*Available data*:
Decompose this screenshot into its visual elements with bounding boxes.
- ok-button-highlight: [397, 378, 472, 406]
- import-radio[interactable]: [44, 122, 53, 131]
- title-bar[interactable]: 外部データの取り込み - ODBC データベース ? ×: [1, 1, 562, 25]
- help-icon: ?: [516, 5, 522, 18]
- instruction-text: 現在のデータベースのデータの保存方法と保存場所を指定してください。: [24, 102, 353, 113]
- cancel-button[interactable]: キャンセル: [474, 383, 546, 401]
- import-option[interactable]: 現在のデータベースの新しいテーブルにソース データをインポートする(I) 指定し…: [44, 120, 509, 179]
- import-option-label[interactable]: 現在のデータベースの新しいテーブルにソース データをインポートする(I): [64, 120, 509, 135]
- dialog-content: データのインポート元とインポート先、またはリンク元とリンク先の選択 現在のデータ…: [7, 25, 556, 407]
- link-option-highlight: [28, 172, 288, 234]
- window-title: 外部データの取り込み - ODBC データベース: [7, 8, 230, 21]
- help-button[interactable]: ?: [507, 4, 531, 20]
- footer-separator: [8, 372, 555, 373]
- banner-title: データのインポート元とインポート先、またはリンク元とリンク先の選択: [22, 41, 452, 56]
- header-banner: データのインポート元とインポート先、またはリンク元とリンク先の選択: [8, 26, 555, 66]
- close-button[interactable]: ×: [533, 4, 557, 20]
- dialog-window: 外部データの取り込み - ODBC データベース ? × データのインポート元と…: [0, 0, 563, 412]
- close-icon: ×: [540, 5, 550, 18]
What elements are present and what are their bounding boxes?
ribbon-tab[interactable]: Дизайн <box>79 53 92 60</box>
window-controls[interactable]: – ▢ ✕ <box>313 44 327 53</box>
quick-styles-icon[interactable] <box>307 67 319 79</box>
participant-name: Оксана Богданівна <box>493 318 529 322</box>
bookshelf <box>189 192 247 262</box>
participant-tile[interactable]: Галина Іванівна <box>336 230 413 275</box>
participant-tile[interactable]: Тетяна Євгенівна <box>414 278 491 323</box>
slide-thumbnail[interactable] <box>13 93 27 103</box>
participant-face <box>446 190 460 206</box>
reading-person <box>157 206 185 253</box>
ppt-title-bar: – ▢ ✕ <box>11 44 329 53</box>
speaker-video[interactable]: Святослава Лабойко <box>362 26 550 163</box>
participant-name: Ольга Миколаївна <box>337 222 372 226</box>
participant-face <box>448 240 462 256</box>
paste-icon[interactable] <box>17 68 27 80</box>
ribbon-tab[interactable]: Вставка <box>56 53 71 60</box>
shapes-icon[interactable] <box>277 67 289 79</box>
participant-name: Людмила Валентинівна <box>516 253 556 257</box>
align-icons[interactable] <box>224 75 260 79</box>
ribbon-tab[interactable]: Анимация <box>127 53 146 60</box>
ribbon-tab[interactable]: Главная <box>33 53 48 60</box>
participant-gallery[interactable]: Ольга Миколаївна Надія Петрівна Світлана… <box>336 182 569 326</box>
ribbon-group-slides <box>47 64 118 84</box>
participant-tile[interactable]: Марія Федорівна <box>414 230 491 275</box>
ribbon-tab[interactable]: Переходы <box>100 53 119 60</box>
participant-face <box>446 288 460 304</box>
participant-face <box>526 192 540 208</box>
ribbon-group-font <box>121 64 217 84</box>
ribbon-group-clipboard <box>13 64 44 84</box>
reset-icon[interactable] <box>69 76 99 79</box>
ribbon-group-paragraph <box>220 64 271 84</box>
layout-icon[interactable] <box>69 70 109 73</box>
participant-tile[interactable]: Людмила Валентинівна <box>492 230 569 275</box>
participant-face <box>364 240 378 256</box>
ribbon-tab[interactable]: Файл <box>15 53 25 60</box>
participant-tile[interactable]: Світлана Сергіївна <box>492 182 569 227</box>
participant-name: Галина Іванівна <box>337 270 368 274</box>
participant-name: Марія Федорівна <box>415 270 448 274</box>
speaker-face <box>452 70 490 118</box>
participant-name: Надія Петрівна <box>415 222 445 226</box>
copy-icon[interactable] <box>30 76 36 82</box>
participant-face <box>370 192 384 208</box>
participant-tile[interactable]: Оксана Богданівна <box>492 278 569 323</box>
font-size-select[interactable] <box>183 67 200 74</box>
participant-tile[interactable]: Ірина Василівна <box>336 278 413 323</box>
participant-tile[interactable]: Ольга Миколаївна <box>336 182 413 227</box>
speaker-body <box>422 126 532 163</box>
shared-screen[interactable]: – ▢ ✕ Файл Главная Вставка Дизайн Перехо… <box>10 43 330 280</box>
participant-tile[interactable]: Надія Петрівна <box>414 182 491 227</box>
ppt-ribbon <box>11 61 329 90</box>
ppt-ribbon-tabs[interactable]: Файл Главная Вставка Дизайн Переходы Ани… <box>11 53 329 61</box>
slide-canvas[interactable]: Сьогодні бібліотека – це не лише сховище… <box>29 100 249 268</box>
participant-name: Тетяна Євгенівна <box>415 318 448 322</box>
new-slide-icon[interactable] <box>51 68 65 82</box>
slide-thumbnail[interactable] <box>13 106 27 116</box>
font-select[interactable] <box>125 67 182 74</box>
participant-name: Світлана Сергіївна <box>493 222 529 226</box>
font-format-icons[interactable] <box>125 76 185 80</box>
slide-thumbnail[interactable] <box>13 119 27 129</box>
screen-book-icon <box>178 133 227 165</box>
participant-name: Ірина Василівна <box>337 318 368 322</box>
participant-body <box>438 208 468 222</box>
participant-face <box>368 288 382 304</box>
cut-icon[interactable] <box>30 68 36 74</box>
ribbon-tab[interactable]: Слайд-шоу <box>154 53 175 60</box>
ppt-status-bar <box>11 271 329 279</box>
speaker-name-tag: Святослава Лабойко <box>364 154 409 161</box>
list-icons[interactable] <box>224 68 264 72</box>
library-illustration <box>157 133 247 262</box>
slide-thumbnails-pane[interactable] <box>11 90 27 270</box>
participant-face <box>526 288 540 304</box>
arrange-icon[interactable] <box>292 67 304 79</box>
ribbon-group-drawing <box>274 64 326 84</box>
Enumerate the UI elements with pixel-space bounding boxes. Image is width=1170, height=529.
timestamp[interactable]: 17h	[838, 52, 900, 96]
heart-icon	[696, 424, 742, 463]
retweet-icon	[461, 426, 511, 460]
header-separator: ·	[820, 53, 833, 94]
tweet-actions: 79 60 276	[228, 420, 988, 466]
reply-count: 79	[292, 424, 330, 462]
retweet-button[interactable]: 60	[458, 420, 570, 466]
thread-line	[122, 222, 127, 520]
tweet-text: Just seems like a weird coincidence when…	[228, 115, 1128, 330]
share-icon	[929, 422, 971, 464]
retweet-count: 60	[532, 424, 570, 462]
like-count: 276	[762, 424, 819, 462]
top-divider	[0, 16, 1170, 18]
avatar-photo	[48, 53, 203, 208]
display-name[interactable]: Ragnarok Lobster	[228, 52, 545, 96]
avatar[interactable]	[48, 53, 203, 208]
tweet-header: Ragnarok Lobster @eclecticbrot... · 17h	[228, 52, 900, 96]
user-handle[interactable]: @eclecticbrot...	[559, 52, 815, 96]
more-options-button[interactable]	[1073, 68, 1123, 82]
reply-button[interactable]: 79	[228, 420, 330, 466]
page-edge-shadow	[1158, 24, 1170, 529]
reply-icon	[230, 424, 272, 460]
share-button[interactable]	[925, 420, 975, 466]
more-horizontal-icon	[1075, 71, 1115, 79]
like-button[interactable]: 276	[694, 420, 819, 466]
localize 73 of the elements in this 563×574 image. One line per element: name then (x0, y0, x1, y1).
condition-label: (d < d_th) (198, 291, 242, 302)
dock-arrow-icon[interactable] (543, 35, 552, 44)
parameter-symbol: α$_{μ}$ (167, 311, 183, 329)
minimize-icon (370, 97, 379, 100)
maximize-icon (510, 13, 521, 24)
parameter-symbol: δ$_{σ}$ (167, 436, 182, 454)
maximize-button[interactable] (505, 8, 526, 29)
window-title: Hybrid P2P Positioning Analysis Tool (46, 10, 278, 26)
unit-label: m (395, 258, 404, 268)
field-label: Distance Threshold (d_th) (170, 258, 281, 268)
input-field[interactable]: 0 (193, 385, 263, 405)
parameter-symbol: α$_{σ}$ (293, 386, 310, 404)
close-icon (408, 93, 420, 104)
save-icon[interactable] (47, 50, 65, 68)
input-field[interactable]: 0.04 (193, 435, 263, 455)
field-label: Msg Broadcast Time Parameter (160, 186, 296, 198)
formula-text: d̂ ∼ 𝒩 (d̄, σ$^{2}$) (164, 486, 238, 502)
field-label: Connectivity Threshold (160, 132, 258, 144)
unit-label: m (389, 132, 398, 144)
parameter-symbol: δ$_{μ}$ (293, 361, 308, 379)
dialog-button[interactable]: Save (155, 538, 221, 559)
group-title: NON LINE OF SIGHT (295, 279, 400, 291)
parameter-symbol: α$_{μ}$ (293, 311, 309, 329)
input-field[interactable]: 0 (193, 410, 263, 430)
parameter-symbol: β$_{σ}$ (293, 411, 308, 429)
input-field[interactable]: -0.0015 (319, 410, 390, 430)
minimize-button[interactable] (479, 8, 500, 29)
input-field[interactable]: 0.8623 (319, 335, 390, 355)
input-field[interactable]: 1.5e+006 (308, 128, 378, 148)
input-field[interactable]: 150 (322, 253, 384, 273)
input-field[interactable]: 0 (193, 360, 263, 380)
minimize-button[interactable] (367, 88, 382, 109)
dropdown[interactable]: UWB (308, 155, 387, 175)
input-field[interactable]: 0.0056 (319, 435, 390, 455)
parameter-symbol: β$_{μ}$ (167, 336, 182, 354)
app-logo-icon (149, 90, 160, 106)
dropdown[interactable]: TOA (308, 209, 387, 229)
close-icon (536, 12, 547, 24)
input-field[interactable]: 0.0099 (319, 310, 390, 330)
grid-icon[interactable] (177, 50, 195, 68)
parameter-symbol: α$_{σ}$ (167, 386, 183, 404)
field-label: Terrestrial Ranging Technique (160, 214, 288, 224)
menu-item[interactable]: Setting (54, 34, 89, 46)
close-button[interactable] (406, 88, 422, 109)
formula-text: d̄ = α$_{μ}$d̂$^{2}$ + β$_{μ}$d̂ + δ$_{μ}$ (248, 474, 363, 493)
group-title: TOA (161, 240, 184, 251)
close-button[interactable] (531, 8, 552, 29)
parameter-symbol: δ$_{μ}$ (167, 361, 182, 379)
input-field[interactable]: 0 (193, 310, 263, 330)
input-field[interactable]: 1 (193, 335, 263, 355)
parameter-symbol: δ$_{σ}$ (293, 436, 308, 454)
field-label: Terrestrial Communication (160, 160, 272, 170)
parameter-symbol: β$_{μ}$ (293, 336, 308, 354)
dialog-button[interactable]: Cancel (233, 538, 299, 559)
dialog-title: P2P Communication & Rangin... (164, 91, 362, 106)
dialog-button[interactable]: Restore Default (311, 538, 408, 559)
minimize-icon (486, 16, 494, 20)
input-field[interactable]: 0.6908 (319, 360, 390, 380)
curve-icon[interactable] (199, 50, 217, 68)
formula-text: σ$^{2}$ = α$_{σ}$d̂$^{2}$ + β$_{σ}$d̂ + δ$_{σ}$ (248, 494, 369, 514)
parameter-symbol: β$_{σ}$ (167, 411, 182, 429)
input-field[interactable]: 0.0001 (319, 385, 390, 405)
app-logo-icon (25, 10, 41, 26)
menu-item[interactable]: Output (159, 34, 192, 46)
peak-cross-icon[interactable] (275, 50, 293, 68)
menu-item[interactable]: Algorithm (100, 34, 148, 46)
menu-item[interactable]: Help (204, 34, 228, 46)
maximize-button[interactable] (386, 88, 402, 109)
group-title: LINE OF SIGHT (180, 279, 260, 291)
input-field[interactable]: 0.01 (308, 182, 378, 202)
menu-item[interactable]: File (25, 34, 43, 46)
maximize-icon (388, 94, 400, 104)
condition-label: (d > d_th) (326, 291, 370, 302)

*Directions for this task*:
Return the listing's lines verbatim, starting with its first line and ending with the line that contains "- help-icon: ?: [516, 5, 522, 18]", both included.

*Response to this exercise*:
Decompose this screenshot into its visual elements with bounding boxes.
- ok-button-highlight: [397, 378, 472, 406]
- import-radio[interactable]: [44, 122, 53, 131]
- title-bar[interactable]: 外部データの取り込み - ODBC データベース ? ×: [1, 1, 562, 25]
- help-icon: ?: [516, 5, 522, 18]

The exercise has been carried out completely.